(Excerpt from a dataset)
⟨
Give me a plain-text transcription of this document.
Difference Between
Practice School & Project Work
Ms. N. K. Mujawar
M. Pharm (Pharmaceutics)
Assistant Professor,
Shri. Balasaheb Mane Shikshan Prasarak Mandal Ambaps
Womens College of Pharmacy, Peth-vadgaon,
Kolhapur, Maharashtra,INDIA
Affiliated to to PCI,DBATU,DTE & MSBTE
⟩
Write out the whole listing again. Match it word for word.

Give me a plain-text transcription of this document.
Difference Between
Practice School & Project Work
Ms. N. K. Mujawar
M. Pharm (Pharmaceutics)
Assistant Professor,
Shri. Balasaheb Mane Shikshan Prasarak Mandal Ambaps
Womens College of Pharmacy, Peth-vadgaon,
Kolhapur, Maharashtra,INDIA
Affiliated to to PCI,DBATU,DTE & MSBTE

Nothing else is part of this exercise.